WORK REQUIRED: Look through the data and write out every line with the word "proof" in it.

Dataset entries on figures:
<<<<

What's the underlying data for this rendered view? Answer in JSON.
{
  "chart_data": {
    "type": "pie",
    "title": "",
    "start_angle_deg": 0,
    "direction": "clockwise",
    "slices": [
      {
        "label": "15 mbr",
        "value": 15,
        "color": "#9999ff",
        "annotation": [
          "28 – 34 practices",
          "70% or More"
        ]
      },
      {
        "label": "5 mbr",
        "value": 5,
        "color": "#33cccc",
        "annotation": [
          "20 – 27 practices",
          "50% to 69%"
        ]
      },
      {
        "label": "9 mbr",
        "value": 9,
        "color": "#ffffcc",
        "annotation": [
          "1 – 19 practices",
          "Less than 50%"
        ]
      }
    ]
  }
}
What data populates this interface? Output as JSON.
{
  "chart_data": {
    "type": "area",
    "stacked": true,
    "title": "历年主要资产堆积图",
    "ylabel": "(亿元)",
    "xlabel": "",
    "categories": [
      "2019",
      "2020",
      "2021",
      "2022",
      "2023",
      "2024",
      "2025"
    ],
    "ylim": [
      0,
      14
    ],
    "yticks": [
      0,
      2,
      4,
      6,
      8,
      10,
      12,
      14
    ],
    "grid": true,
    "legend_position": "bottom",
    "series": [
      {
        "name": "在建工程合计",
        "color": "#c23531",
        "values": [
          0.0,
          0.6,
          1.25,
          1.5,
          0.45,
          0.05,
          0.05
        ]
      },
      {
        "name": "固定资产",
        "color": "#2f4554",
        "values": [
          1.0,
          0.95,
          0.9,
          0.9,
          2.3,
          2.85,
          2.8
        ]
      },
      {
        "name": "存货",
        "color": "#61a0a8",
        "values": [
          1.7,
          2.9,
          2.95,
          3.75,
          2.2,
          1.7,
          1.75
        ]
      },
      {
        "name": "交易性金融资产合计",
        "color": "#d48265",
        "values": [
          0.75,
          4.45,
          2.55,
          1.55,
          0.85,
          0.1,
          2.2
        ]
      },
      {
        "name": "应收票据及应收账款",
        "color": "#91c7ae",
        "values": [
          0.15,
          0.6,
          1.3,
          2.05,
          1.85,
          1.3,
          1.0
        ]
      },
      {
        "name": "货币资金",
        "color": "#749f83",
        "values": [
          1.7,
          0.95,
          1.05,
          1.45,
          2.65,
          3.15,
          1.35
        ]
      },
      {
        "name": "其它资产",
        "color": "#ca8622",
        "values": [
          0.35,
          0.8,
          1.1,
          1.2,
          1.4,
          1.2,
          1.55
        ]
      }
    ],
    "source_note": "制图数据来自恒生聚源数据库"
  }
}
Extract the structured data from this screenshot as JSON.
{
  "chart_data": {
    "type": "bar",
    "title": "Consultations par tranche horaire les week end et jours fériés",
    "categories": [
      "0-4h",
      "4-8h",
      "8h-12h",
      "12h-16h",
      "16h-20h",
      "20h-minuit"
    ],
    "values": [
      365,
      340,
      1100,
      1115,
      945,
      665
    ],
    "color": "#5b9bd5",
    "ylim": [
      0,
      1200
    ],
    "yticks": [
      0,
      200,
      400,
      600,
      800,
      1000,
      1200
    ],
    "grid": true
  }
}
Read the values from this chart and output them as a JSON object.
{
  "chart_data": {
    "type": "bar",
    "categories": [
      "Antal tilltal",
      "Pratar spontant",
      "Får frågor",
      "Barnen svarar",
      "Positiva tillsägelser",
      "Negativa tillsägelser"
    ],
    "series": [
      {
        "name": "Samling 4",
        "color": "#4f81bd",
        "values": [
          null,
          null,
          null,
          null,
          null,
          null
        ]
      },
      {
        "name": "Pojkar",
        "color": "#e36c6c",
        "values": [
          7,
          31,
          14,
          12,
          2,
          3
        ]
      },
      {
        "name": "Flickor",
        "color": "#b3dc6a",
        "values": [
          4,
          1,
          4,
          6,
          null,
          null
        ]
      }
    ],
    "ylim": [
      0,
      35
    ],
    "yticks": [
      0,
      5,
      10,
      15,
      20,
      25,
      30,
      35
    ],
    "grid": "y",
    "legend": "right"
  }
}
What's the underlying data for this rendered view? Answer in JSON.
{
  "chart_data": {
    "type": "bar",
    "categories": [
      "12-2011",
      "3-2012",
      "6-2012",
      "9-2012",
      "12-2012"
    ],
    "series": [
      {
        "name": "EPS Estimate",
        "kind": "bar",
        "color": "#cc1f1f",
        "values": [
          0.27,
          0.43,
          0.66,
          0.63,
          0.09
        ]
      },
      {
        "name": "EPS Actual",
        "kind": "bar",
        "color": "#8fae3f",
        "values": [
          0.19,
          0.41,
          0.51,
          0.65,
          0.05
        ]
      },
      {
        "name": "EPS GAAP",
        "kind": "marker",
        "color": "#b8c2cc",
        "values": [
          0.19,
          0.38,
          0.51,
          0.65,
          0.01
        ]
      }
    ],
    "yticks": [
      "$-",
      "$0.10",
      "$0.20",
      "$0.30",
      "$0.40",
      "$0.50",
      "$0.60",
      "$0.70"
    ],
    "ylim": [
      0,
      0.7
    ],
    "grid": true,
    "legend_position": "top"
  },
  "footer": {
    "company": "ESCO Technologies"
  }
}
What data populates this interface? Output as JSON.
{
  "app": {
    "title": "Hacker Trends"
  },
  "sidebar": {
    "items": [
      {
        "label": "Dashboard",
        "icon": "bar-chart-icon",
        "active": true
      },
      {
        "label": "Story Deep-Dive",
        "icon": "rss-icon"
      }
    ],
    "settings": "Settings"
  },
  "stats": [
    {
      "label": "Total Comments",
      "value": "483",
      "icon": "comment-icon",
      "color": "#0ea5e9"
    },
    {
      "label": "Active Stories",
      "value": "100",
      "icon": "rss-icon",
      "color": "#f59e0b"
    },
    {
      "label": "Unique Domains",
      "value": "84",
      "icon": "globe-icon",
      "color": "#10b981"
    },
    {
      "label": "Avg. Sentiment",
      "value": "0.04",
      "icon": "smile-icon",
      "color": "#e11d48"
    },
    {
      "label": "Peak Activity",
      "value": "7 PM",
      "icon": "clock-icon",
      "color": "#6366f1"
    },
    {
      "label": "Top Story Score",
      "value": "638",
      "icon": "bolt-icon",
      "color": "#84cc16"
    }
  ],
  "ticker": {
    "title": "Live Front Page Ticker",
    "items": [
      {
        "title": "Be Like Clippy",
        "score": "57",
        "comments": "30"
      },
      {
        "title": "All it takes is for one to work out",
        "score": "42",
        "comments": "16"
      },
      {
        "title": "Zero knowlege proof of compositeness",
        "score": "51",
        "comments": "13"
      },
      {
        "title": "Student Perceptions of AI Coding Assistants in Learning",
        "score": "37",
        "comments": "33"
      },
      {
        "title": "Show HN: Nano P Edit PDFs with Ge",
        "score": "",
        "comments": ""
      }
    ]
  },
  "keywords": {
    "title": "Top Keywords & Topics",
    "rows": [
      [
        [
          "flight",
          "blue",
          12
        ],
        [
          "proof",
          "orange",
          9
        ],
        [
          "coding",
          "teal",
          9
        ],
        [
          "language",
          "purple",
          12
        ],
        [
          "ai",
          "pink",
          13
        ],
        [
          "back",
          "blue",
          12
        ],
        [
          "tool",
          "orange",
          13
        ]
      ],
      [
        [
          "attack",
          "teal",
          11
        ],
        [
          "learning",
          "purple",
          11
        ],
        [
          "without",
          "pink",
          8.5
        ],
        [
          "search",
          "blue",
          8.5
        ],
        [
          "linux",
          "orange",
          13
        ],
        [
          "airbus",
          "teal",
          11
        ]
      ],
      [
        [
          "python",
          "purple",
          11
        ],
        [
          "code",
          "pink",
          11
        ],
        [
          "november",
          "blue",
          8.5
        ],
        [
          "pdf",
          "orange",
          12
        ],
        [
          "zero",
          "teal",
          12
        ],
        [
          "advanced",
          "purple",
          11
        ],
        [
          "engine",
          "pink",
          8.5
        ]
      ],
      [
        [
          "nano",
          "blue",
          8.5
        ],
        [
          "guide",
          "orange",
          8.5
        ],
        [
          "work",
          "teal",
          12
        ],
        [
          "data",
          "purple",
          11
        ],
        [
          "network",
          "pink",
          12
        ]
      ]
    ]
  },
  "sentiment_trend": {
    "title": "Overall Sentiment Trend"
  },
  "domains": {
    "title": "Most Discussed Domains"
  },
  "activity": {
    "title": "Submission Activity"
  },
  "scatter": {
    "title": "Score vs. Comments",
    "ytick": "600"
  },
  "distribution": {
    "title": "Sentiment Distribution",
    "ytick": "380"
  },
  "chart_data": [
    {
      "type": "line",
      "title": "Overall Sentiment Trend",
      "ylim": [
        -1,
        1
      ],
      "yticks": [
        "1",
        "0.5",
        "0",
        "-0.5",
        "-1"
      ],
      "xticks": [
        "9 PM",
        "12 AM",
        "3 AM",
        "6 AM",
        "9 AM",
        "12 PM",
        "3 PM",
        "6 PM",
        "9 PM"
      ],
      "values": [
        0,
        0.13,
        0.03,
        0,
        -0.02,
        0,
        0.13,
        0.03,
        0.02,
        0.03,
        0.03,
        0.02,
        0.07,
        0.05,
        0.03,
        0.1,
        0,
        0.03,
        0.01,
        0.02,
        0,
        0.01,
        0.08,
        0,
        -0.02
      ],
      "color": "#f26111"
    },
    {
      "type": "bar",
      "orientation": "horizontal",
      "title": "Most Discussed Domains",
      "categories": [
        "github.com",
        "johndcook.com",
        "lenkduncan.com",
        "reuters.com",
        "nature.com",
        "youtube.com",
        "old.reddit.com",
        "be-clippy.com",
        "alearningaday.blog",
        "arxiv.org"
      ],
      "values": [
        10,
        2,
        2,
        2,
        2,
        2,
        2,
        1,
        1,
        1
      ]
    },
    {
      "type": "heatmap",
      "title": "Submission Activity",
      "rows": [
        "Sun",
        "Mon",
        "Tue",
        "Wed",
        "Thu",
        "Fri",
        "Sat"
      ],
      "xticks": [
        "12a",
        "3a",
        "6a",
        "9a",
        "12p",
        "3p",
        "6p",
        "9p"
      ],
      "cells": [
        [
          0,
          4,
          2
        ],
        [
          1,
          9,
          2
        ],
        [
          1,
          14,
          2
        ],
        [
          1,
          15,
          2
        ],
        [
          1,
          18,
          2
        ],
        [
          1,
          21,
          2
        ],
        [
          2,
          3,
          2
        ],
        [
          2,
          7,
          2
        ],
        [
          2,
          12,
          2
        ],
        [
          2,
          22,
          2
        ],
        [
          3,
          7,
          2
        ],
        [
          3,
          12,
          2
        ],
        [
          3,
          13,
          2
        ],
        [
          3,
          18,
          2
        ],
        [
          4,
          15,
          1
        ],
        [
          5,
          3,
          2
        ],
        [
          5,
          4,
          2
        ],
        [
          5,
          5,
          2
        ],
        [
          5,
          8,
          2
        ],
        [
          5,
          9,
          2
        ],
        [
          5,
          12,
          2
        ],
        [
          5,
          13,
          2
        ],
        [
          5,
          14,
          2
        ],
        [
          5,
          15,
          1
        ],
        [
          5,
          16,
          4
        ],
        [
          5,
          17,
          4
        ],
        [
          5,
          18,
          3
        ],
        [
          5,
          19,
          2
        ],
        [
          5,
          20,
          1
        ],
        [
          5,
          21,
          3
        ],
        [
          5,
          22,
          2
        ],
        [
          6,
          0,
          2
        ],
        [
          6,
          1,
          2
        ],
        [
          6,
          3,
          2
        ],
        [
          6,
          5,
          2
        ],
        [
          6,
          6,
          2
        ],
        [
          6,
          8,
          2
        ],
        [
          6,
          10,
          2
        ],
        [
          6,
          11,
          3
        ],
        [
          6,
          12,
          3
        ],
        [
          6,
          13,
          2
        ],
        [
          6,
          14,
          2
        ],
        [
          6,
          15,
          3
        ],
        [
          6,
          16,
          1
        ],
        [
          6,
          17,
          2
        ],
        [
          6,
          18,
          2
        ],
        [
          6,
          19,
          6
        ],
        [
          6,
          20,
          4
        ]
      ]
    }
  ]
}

>>>>

SOLVED EXERCISE:
        "title": "Zero knowlege proof of compositeness",
          "proof",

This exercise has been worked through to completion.